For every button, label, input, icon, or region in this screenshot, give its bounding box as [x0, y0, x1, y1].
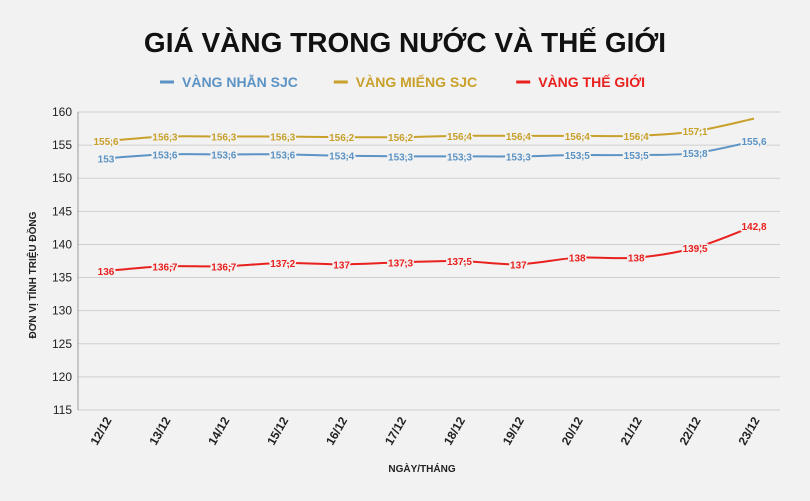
data-label: 153 [98, 154, 115, 165]
data-label: 153,8 [683, 149, 708, 160]
x-tick-label: 23/12 [735, 414, 762, 447]
y-tick-label: 115 [53, 403, 72, 417]
data-label: 137,3 [388, 258, 413, 269]
data-label: 156,3 [152, 133, 177, 144]
x-tick-label: 20/12 [559, 414, 586, 447]
legend: VÀNG NHẪN SJC VÀNG MIẾNG SJC VÀNG THẾ GIỚI [160, 73, 645, 90]
series-line-2 [105, 224, 755, 272]
x-tick-label: 22/12 [677, 414, 704, 447]
data-label: 156,3 [211, 133, 236, 144]
data-label: 137 [510, 260, 527, 271]
data-label: 156,4 [506, 132, 531, 143]
data-label: 153,3 [506, 152, 531, 163]
data-label: 153,4 [329, 152, 354, 163]
data-label: 156,2 [329, 133, 354, 144]
data-label: 156,3 [270, 133, 295, 144]
series-line-1 [105, 117, 755, 143]
data-labels: 153 153,6 153,6 153,6 153,4 153,3 153,3 153,3 15… [92, 126, 768, 280]
data-label: 136 [98, 267, 115, 278]
x-tick-label: 12/12 [87, 414, 114, 447]
series-line-0 [105, 140, 755, 160]
y-tick-label: 120 [52, 370, 72, 384]
data-label: 153,5 [565, 151, 590, 162]
y-tick-label: 130 [52, 304, 72, 318]
data-label: 155,6 [741, 137, 766, 148]
y-axis: 115 120 125 130 135 140 145 150 155 160 [52, 105, 79, 417]
y-tick-label: 135 [52, 271, 72, 285]
y-tick-label: 140 [52, 237, 72, 251]
data-label: 142,8 [741, 222, 766, 233]
data-label: 156,4 [447, 132, 472, 143]
data-label: 137,2 [270, 259, 295, 270]
data-label: 138 [628, 254, 645, 265]
data-label: 136,7 [211, 262, 236, 273]
x-tick-label: 19/12 [500, 414, 527, 447]
series-lines [105, 117, 755, 272]
y-axis-label: ĐƠN VỊ TÍNH TRIỆU ĐỒNG [26, 211, 39, 338]
legend-item: VÀNG MIẾNG SJC [356, 74, 477, 90]
x-tick-label: 18/12 [441, 414, 468, 447]
data-label: 153,3 [388, 152, 413, 163]
data-label: 153,5 [624, 151, 649, 162]
x-tick-label: 15/12 [264, 414, 291, 447]
data-label: 156,4 [624, 132, 649, 143]
data-label: 137 [333, 260, 350, 271]
y-tick-label: 155 [52, 138, 72, 152]
legend-item: VÀNG NHẪN SJC [182, 74, 298, 90]
data-label: 136,7 [152, 262, 177, 273]
legend-item: VÀNG THẾ GIỚI [538, 73, 645, 90]
data-label: 137,5 [447, 257, 472, 268]
data-label: 156,2 [388, 133, 413, 144]
data-label: 139,5 [683, 244, 708, 255]
x-tick-label: 17/12 [382, 414, 409, 447]
x-axis: 12/12 13/12 14/12 15/12 16/12 17/12 18/12 19/12… [87, 414, 762, 447]
y-tick-label: 125 [52, 337, 72, 351]
data-label: 156,4 [565, 132, 590, 143]
data-label: 153,3 [447, 152, 472, 163]
data-label: 153,6 [152, 150, 177, 161]
data-label: 157,1 [683, 127, 708, 138]
x-tick-label: 21/12 [618, 414, 645, 447]
chart-title: GIÁ VÀNG TRONG NƯỚC VÀ THẾ GIỚI [144, 27, 666, 58]
data-label: 153,6 [270, 150, 295, 161]
data-label: 153,6 [211, 150, 236, 161]
grid [78, 111, 780, 411]
y-tick-label: 145 [52, 204, 72, 218]
x-tick-label: 13/12 [146, 414, 173, 447]
y-tick-label: 160 [52, 105, 72, 119]
y-tick-label: 150 [52, 171, 72, 185]
data-label: 138 [569, 254, 586, 265]
x-axis-label: NGÀY/THÁNG [388, 462, 455, 475]
data-label: 155,6 [93, 137, 118, 148]
x-tick-label: 16/12 [323, 414, 350, 447]
x-tick-label: 14/12 [205, 414, 232, 447]
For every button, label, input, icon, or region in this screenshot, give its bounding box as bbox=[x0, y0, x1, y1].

§ **OBJECTIVE**
Output the lines from the one containing "data-label: 153 [98, 154, 115, 165]" through the one containing "data-label: 153,3 [506, 152, 531, 163]", both included, as a numbered list with any blank lines omitted.

§ **TASK ANSWER**
1. data-label: 153 [98, 154, 115, 165]
2. data-label: 153,8 [683, 149, 708, 160]
3. x-tick-label: 23/12 [735, 414, 762, 447]
4. y-tick-label: 115 [53, 403, 72, 417]
5. data-label: 137,3 [388, 258, 413, 269]
6. data-label: 156,3 [152, 133, 177, 144]
7. x-tick-label: 20/12 [559, 414, 586, 447]
8. legend: VÀNG NHẪN SJC VÀNG MIẾNG SJC VÀNG THẾ GIỚI [160, 73, 645, 90]
9. series-line-2 [105, 224, 755, 272]
10. x-tick-label: 22/12 [677, 414, 704, 447]
11. data-label: 156,3 [211, 133, 236, 144]
12. data-label: 137 [510, 260, 527, 271]
13. data-label: 156,4 [506, 132, 531, 143]
14. data-label: 153,3 [506, 152, 531, 163]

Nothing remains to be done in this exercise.